Data shown
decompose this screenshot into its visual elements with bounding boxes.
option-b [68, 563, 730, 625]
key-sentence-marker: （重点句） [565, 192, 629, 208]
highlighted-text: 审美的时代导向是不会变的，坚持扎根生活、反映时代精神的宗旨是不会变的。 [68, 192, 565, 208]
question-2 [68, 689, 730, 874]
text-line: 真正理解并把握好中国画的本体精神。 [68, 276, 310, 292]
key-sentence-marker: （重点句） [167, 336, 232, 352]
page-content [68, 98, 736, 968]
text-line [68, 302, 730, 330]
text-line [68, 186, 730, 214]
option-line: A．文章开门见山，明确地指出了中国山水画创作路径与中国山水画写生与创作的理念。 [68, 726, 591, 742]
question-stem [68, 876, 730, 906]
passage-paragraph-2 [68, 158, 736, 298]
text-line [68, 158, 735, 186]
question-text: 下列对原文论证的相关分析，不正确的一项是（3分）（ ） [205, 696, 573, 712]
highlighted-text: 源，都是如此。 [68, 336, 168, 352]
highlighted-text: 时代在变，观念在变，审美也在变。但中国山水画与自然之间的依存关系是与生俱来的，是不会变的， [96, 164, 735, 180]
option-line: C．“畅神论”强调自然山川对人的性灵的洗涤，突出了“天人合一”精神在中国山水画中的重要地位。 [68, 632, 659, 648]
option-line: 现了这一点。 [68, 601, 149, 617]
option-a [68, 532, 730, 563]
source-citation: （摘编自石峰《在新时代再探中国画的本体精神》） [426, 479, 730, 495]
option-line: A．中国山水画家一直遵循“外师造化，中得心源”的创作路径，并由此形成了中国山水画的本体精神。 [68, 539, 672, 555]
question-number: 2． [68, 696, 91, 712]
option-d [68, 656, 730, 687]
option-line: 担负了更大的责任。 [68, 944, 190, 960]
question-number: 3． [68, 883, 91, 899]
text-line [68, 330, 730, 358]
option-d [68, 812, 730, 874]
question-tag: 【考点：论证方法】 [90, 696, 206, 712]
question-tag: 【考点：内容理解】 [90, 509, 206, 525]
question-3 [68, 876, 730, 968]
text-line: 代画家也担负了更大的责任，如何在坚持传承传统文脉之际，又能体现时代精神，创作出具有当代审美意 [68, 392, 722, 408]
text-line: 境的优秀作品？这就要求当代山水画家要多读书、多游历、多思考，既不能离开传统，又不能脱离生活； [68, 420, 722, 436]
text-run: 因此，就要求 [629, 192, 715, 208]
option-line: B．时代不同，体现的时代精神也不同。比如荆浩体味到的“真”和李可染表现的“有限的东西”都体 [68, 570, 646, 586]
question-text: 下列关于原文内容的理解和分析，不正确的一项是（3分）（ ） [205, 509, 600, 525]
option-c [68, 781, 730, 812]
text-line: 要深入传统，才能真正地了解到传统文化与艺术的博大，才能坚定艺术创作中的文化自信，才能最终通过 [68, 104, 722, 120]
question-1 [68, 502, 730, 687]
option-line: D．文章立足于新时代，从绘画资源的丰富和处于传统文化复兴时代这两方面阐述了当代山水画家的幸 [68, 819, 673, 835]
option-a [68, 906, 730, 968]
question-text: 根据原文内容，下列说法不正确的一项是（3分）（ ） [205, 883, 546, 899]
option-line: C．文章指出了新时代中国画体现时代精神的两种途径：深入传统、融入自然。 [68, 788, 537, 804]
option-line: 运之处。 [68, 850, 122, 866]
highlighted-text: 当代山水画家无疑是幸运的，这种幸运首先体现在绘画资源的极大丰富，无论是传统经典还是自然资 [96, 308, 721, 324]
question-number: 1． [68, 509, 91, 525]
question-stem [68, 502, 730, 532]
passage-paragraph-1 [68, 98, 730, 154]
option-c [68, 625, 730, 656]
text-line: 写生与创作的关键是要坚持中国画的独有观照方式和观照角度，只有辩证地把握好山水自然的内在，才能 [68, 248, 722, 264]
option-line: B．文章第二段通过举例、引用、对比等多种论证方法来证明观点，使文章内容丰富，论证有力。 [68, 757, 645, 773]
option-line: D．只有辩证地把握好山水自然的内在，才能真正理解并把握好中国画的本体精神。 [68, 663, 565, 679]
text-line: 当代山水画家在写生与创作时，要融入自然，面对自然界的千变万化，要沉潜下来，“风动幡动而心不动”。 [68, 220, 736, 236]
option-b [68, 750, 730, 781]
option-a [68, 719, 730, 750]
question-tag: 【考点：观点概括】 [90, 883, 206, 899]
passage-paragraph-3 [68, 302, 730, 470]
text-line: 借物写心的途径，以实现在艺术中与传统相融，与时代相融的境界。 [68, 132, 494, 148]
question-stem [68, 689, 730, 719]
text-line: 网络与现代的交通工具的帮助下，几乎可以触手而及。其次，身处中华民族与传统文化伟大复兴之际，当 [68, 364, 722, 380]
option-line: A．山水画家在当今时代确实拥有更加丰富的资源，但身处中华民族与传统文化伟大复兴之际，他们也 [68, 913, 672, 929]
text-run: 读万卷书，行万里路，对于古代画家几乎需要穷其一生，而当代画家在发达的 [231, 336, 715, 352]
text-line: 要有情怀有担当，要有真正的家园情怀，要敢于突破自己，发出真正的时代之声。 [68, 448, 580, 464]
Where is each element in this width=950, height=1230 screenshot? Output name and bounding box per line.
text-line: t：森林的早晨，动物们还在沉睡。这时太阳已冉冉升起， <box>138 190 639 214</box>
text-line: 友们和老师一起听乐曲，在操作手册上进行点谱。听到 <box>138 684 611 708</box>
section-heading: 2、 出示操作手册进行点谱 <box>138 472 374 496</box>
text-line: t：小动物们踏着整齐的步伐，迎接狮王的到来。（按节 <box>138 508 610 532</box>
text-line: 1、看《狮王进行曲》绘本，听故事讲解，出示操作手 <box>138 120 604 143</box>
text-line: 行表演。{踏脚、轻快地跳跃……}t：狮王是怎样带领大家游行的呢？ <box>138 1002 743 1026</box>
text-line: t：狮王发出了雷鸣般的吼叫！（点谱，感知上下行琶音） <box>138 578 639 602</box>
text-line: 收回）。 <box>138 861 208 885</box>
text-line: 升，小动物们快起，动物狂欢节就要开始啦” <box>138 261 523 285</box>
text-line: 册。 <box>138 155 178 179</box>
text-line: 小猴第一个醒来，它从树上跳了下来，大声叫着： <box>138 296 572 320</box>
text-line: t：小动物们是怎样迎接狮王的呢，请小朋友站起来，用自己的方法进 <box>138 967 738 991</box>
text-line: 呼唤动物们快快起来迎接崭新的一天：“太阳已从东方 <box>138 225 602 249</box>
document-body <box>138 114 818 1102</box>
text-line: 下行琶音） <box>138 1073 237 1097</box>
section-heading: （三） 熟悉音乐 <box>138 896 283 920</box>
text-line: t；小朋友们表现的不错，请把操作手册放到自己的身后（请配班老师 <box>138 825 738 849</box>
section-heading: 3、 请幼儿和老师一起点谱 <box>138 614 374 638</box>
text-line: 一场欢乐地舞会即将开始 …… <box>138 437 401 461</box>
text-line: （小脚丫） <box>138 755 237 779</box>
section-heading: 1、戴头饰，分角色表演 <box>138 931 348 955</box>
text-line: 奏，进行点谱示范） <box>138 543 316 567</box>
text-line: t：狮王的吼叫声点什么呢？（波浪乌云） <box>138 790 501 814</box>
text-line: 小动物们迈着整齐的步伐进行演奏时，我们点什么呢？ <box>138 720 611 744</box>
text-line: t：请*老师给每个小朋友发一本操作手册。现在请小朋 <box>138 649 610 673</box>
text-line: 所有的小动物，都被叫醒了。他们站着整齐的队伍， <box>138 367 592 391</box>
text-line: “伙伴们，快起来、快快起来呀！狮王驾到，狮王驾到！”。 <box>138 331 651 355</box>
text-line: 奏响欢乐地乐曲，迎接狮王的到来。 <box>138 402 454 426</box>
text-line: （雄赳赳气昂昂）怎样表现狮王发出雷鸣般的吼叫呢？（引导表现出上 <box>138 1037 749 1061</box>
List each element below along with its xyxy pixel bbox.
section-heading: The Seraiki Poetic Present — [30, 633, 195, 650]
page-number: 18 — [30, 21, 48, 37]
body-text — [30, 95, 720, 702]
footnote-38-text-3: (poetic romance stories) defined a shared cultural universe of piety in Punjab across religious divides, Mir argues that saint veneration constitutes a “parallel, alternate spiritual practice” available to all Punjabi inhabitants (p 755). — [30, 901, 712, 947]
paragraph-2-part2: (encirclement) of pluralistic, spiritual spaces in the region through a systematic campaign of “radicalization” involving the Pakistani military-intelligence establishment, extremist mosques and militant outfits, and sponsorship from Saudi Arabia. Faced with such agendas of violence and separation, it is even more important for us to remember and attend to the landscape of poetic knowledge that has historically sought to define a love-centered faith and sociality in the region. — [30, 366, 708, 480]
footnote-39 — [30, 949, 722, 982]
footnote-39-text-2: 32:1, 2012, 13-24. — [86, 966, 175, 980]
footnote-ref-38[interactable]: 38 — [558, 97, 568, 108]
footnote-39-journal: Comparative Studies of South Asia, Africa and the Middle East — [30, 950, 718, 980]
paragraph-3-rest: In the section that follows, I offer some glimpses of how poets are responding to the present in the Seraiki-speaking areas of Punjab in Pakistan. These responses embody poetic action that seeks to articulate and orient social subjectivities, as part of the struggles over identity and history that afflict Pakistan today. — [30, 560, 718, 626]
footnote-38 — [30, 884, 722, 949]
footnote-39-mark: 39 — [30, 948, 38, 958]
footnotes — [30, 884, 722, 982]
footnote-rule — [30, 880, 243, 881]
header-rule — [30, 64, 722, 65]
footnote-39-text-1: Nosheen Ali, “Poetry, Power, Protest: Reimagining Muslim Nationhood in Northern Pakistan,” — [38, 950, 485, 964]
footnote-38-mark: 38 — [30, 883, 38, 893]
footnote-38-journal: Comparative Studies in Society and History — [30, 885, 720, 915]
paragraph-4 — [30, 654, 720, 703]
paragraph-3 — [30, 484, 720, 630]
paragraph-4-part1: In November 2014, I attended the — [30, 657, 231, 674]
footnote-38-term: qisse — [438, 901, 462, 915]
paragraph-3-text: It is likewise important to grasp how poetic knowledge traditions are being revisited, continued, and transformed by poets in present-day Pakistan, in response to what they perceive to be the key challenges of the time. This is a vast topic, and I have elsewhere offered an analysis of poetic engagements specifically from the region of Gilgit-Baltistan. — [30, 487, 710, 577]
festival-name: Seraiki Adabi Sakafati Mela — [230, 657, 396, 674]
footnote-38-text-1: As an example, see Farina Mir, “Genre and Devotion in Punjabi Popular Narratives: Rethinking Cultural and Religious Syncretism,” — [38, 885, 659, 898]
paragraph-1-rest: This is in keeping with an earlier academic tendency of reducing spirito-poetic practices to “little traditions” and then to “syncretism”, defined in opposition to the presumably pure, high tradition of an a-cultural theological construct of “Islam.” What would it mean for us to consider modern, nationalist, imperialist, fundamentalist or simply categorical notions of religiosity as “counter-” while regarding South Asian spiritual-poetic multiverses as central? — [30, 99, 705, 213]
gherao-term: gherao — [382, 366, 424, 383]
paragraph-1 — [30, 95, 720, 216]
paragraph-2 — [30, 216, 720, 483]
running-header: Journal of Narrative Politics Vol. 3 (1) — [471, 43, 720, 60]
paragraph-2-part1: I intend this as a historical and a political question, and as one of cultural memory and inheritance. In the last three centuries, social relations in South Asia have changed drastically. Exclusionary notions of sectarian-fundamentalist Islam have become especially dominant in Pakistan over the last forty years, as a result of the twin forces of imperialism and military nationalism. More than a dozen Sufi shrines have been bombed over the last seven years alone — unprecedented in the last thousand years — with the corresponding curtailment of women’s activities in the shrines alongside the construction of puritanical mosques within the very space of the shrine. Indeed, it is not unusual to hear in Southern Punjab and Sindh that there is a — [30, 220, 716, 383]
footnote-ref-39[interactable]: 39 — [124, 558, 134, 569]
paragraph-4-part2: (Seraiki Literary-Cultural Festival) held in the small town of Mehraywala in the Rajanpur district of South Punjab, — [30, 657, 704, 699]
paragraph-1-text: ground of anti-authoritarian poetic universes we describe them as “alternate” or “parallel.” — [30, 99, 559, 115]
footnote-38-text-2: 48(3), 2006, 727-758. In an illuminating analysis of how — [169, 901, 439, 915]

What needs to be done
Rewrite the data from its first line through the line containing "text-run: 因此，就要求 [629, 192, 715, 208]", substituting "line-of-text" for "text-line" and leaving everything else unchanged.

Full output
decompose this screenshot into its visual elements with bounding boxes.
option-b [68, 563, 730, 625]
key-sentence-marker: （重点句） [565, 192, 629, 208]
highlighted-text: 审美的时代导向是不会变的，坚持扎根生活、反映时代精神的宗旨是不会变的。 [68, 192, 565, 208]
question-2 [68, 689, 730, 874]
line-of-text: 真正理解并把握好中国画的本体精神。 [68, 276, 310, 292]
key-sentence-marker: （重点句） [167, 336, 232, 352]
page-content [68, 98, 736, 968]
line-of-text [68, 302, 730, 330]
line-of-text [68, 186, 730, 214]
option-line: A．文章开门见山，明确地指出了中国山水画创作路径与中国山水画写生与创作的理念。 [68, 726, 591, 742]
question-stem [68, 876, 730, 906]
passage-paragraph-2 [68, 158, 736, 298]
line-of-text [68, 158, 735, 186]
question-text: 下列对原文论证的相关分析，不正确的一项是（3分）（ ） [205, 696, 573, 712]
highlighted-text: 源，都是如此。 [68, 336, 168, 352]
highlighted-text: 时代在变，观念在变，审美也在变。但中国山水画与自然之间的依存关系是与生俱来的，是不会变的， [96, 164, 735, 180]
option-line: C．“畅神论”强调自然山川对人的性灵的洗涤，突出了“天人合一”精神在中国山水画中的重要地位。 [68, 632, 659, 648]
option-line: 现了这一点。 [68, 601, 149, 617]
option-a [68, 532, 730, 563]
source-citation: （摘编自石峰《在新时代再探中国画的本体精神》） [426, 479, 730, 495]
option-line: A．中国山水画家一直遵循“外师造化，中得心源”的创作路径，并由此形成了中国山水画的本体精神。 [68, 539, 672, 555]
question-number: 2． [68, 696, 91, 712]
option-d [68, 656, 730, 687]
option-line: 担负了更大的责任。 [68, 944, 190, 960]
question-number: 3． [68, 883, 91, 899]
line-of-text [68, 330, 730, 358]
option-d [68, 812, 730, 874]
question-tag: 【考点：论证方法】 [90, 696, 206, 712]
question-tag: 【考点：内容理解】 [90, 509, 206, 525]
question-3 [68, 876, 730, 968]
line-of-text: 代画家也担负了更大的责任，如何在坚持传承传统文脉之际，又能体现时代精神，创作出具有当代审美意 [68, 392, 722, 408]
line-of-text: 境的优秀作品？这就要求当代山水画家要多读书、多游历、多思考，既不能离开传统，又不能脱离生活； [68, 420, 722, 436]
text-run: 因此，就要求 [629, 192, 715, 208]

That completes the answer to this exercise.